__WRITTEN REQUEST__: From the records below, extract all the text exactly and leave the images behind.

[STORED ROWS start]

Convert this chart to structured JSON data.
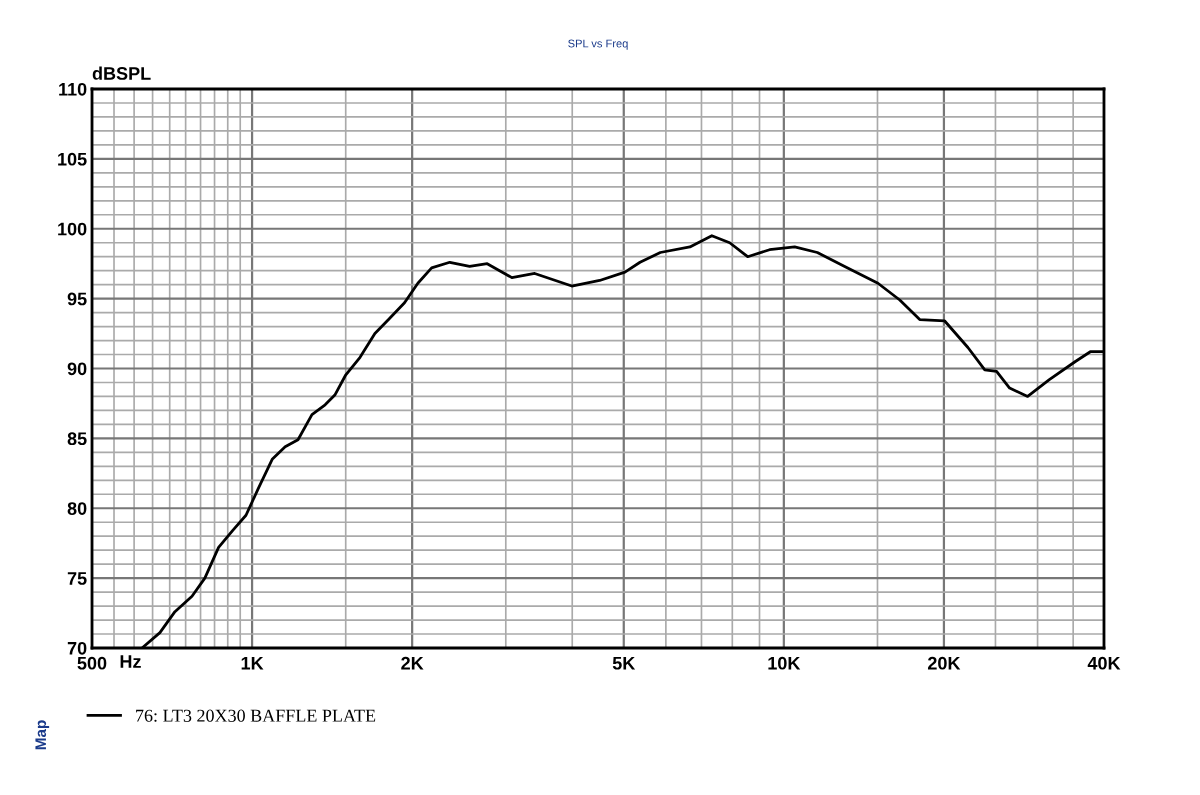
{
  "chart_data": {
    "type": "line",
    "title": "SPL vs Freq",
    "xlabel": "Hz",
    "ylabel": "dBSPL",
    "annotations": [
      "Map"
    ],
    "log": "x",
    "grid": true,
    "legend": "bottom left",
    "marker": "none",
    "line_style": "solid",
    "xlim": [
      500,
      40000
    ],
    "ylim": [
      70,
      110
    ],
    "xticks": [
      500,
      {
        "value": 550,
        "label": null
      },
      {
        "value": 600,
        "label": null
      },
      {
        "value": 650,
        "label": null
      },
      {
        "value": 700,
        "label": null
      },
      {
        "value": 750,
        "label": null
      },
      {
        "value": 800,
        "label": null
      },
      {
        "value": 850,
        "label": null
      },
      {
        "value": 900,
        "label": null
      },
      {
        "value": 950,
        "label": null
      },
      {
        "value": 1000,
        "label": "1K"
      },
      {
        "value": 1500,
        "label": null
      },
      {
        "value": 2000,
        "label": "2K"
      },
      {
        "value": 3000,
        "label": null
      },
      {
        "value": 4000,
        "label": null
      },
      {
        "value": 5000,
        "label": "5K"
      },
      {
        "value": 6000,
        "label": null
      },
      {
        "value": 7000,
        "label": null
      },
      {
        "value": 8000,
        "label": null
      },
      {
        "value": 9000,
        "label": null
      },
      {
        "value": 10000,
        "label": "10K"
      },
      {
        "value": 15000,
        "label": null
      },
      {
        "value": 20000,
        "label": "20K"
      },
      {
        "value": 25000,
        "label": null
      },
      {
        "value": 30000,
        "label": null
      },
      {
        "value": 35000,
        "label": null
      },
      {
        "value": 40000,
        "label": "40K"
      }
    ],
    "yticks": [
      70,
      {
        "value": 71,
        "label": null
      },
      {
        "value": 72,
        "label": null
      },
      {
        "value": 73,
        "label": null
      },
      {
        "value": 74,
        "label": null
      },
      75,
      {
        "value": 76,
        "label": null
      },
      {
        "value": 77,
        "label": null
      },
      {
        "value": 78,
        "label": null
      },
      {
        "value": 79,
        "label": null
      },
      80,
      {
        "value": 81,
        "label": null
      },
      {
        "value": 82,
        "label": null
      },
      {
        "value": 83,
        "label": null
      },
      {
        "value": 84,
        "label": null
      },
      85,
      {
        "value": 86,
        "label": null
      },
      {
        "value": 87,
        "label": null
      },
      {
        "value": 88,
        "label": null
      },
      {
        "value": 89,
        "label": null
      },
      90,
      {
        "value": 91,
        "label": null
      },
      {
        "value": 92,
        "label": null
      },
      {
        "value": 93,
        "label": null
      },
      {
        "value": 94,
        "label": null
      },
      95,
      {
        "value": 96,
        "label": null
      },
      {
        "value": 97,
        "label": null
      },
      {
        "value": 98,
        "label": null
      },
      {
        "value": 99,
        "label": null
      },
      100,
      {
        "value": 101,
        "label": null
      },
      {
        "value": 102,
        "label": null
      },
      {
        "value": 103,
        "label": null
      },
      {
        "value": 104,
        "label": null
      },
      105,
      {
        "value": 106,
        "label": null
      },
      {
        "value": 107,
        "label": null
      },
      {
        "value": 108,
        "label": null
      },
      {
        "value": 109,
        "label": null
      },
      110
    ],
    "series": [
      {
        "name": "76: LT3 20X30 BAFFLE PLATE",
        "color": "#000000",
        "x": [
          621,
          671,
          716,
          771,
          815,
          865,
          919,
          974,
          1027,
          1091,
          1154,
          1220,
          1296,
          1372,
          1431,
          1498,
          1596,
          1702,
          1815,
          1935,
          2050,
          2176,
          2354,
          2565,
          2768,
          3080,
          3400,
          3992,
          4505,
          5026,
          5365,
          5857,
          6658,
          7321,
          7909,
          8550,
          9400,
          10480,
          11560,
          13015,
          15030,
          16520,
          18010,
          20070,
          22190,
          23870,
          25120,
          26580,
          28740,
          31570,
          35340,
          37700,
          40000
        ],
        "values": [
          70,
          71.1,
          72.6,
          73.7,
          75.0,
          77.2,
          78.4,
          79.5,
          81.4,
          83.5,
          84.4,
          84.9,
          86.7,
          87.4,
          88.1,
          89.5,
          90.8,
          92.5,
          93.6,
          94.7,
          96.1,
          97.2,
          97.6,
          97.3,
          97.5,
          96.5,
          96.8,
          95.9,
          96.3,
          96.9,
          97.6,
          98.3,
          98.7,
          99.5,
          99.0,
          98.0,
          98.5,
          98.7,
          98.3,
          97.3,
          96.1,
          94.9,
          93.5,
          93.4,
          91.5,
          89.9,
          89.8,
          88.6,
          88.0,
          89.2,
          90.5,
          91.2,
          91.2
        ]
      }
    ]
  }
}
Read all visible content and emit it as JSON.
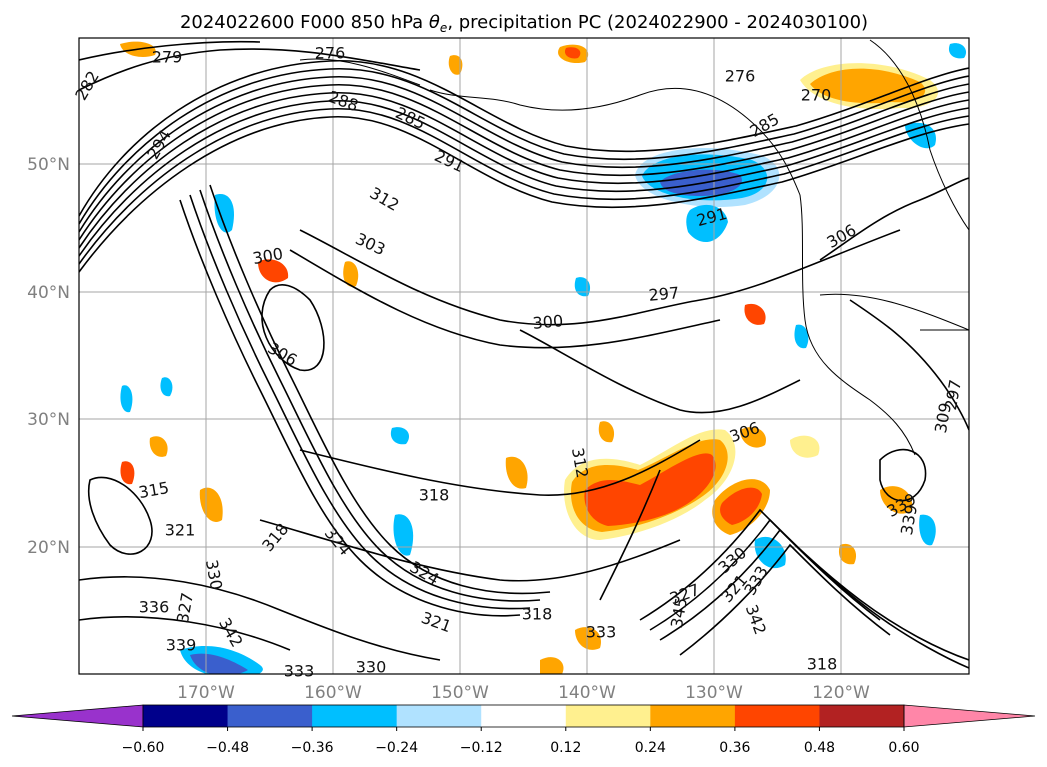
{
  "title_prefix": "2024022600 F000 850 hPa ",
  "title_symbol": "θ",
  "title_subscript": "e",
  "title_suffix": ", precipitation PC (2024022900 - 2024030100)",
  "lat_labels": [
    "50°N",
    "40°N",
    "30°N",
    "20°N"
  ],
  "lon_labels": [
    "170°W",
    "160°W",
    "150°W",
    "140°W",
    "130°W",
    "120°W"
  ],
  "colorbar": {
    "colors": [
      "#9932cc",
      "#00008b",
      "#3a5fcd",
      "#00bfff",
      "#b0e2ff",
      "#ffffff",
      "#fff08f",
      "#ffa500",
      "#ff4500",
      "#b22222",
      "#ff86a8"
    ],
    "tick_labels": [
      "−0.60",
      "−0.48",
      "−0.36",
      "−0.24",
      "−0.12",
      "0.12",
      "0.24",
      "0.36",
      "0.48",
      "0.60"
    ]
  },
  "contour_labels": [
    "279",
    "276",
    "282",
    "288",
    "285",
    "294",
    "276",
    "270",
    "285",
    "291",
    "312",
    "303",
    "300",
    "297",
    "291",
    "306",
    "300",
    "306",
    "297",
    "306",
    "312",
    "309",
    "318",
    "315",
    "321",
    "318",
    "324",
    "324",
    "318",
    "321",
    "327",
    "330",
    "327",
    "336",
    "339",
    "342",
    "333",
    "330",
    "333",
    "333",
    "321",
    "330",
    "342",
    "339",
    "345",
    "318",
    "339"
  ]
}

[STORED ROWS end]

__ANSWER TO THE EXERCISE__:
Convert this chart to structured JSON data.
{
  "chart_data": {
    "type": "line",
    "title": "SPL vs Freq",
    "xlabel": "Hz",
    "ylabel": "dBSPL",
    "annotations": [
      "Map"
    ],
    "log": "x",
    "grid": true,
    "legend": "bottom left",
    "marker": "none",
    "line_style": "solid",
    "xlim": [
      500,
      40000
    ],
    "ylim": [
      70,
      110
    ],
    "xticks": [
      500,
      {
        "value": 550,
        "label": null
      },
      {
        "value": 600,
        "label": null
      },
      {
        "value": 650,
        "label": null
      },
      {
        "value": 700,
        "label": null
      },
      {
        "value": 750,
        "label": null
      },
      {
        "value": 800,
        "label": null
      },
      {
        "value": 850,
        "label": null
      },
      {
        "value": 900,
        "label": null
      },
      {
        "value": 950,
        "label": null
      },
      {
        "value": 1000,
        "label": "1K"
      },
      {
        "value": 1500,
        "label": null
      },
      {
        "value": 2000,
        "label": "2K"
      },
      {
        "value": 3000,
        "label": null
      },
      {
        "value": 4000,
        "label": null
      },
      {
        "value": 5000,
        "label": "5K"
      },
      {
        "value": 6000,
        "label": null
      },
      {
        "value": 7000,
        "label": null
      },
      {
        "value": 8000,
        "label": null
      },
      {
        "value": 9000,
        "label": null
      },
      {
        "value": 10000,
        "label": "10K"
      },
      {
        "value": 15000,
        "label": null
      },
      {
        "value": 20000,
        "label": "20K"
      },
      {
        "value": 25000,
        "label": null
      },
      {
        "value": 30000,
        "label": null
      },
      {
        "value": 35000,
        "label": null
      },
      {
        "value": 40000,
        "label": "40K"
      }
    ],
    "yticks": [
      70,
      {
        "value": 71,
        "label": null
      },
      {
        "value": 72,
        "label": null
      },
      {
        "value": 73,
        "label": null
      },
      {
        "value": 74,
        "label": null
      },
      75,
      {
        "value": 76,
        "label": null
      },
      {
        "value": 77,
        "label": null
      },
      {
        "value": 78,
        "label": null
      },
      {
        "value": 79,
        "label": null
      },
      80,
      {
        "value": 81,
        "label": null
      },
      {
        "value": 82,
        "label": null
      },
      {
        "value": 83,
        "label": null
      },
      {
        "value": 84,
        "label": null
      },
      85,
      {
        "value": 86,
        "label": null
      },
      {
        "value": 87,
        "label": null
      },
      {
        "value": 88,
        "label": null
      },
      {
        "value": 89,
        "label": null
      },
      90,
      {
        "value": 91,
        "label": null
      },
      {
        "value": 92,
        "label": null
      },
      {
        "value": 93,
        "label": null
      },
      {
        "value": 94,
        "label": null
      },
      95,
      {
        "value": 96,
        "label": null
      },
      {
        "value": 97,
        "label": null
      },
      {
        "value": 98,
        "label": null
      },
      {
        "value": 99,
        "label": null
      },
      100,
      {
        "value": 101,
        "label": null
      },
      {
        "value": 102,
        "label": null
      },
      {
        "value": 103,
        "label": null
      },
      {
        "value": 104,
        "label": null
      },
      105,
      {
        "value": 106,
        "label": null
      },
      {
        "value": 107,
        "label": null
      },
      {
        "value": 108,
        "label": null
      },
      {
        "value": 109,
        "label": null
      },
      110
    ],
    "series": [
      {
        "name": "76: LT3 20X30 BAFFLE PLATE",
        "color": "#000000",
        "x": [
          621,
          671,
          716,
          771,
          815,
          865,
          919,
          974,
          1027,
          1091,
          1154,
          1220,
          1296,
          1372,
          1431,
          1498,
          1596,
          1702,
          1815,
          1935,
          2050,
          2176,
          2354,
          2565,
          2768,
          3080,
          3400,
          3992,
          4505,
          5026,
          5365,
          5857,
          6658,
          7321,
          7909,
          8550,
          9400,
          10480,
          11560,
          13015,
          15030,
          16520,
          18010,
          20070,
          22190,
          23870,
          25120,
          26580,
          28740,
          31570,
          35340,
          37700,
          40000
        ],
        "values": [
          70,
          71.1,
          72.6,
          73.7,
          75.0,
          77.2,
          78.4,
          79.5,
          81.4,
          83.5,
          84.4,
          84.9,
          86.7,
          87.4,
          88.1,
          89.5,
          90.8,
          92.5,
          93.6,
          94.7,
          96.1,
          97.2,
          97.6,
          97.3,
          97.5,
          96.5,
          96.8,
          95.9,
          96.3,
          96.9,
          97.6,
          98.3,
          98.7,
          99.5,
          99.0,
          98.0,
          98.5,
          98.7,
          98.3,
          97.3,
          96.1,
          94.9,
          93.5,
          93.4,
          91.5,
          89.9,
          89.8,
          88.6,
          88.0,
          89.2,
          90.5,
          91.2,
          91.2
        ]
      }
    ]
  }
}
Read all visible content and emit it as JSON.
{
  "title_prefix": "2024022600 F000 850 hPa ",
  "title_symbol": "θ",
  "title_subscript": "e",
  "title_suffix": ", precipitation PC (2024022900 - 2024030100)",
  "lat_labels": [
    "50°N",
    "40°N",
    "30°N",
    "20°N"
  ],
  "lon_labels": [
    "170°W",
    "160°W",
    "150°W",
    "140°W",
    "130°W",
    "120°W"
  ],
  "colorbar": {
    "colors": [
      "#9932cc",
      "#00008b",
      "#3a5fcd",
      "#00bfff",
      "#b0e2ff",
      "#ffffff",
      "#fff08f",
      "#ffa500",
      "#ff4500",
      "#b22222",
      "#ff86a8"
    ],
    "tick_labels": [
      "−0.60",
      "−0.48",
      "−0.36",
      "−0.24",
      "−0.12",
      "0.12",
      "0.24",
      "0.36",
      "0.48",
      "0.60"
    ]
  },
  "contour_labels": [
    "279",
    "276",
    "282",
    "288",
    "285",
    "294",
    "276",
    "270",
    "285",
    "291",
    "312",
    "303",
    "300",
    "297",
    "291",
    "306",
    "300",
    "306",
    "297",
    "306",
    "312",
    "309",
    "318",
    "315",
    "321",
    "318",
    "324",
    "324",
    "318",
    "321",
    "327",
    "330",
    "327",
    "336",
    "339",
    "342",
    "333",
    "330",
    "333",
    "333",
    "321",
    "330",
    "342",
    "339",
    "345",
    "318",
    "339"
  ]
}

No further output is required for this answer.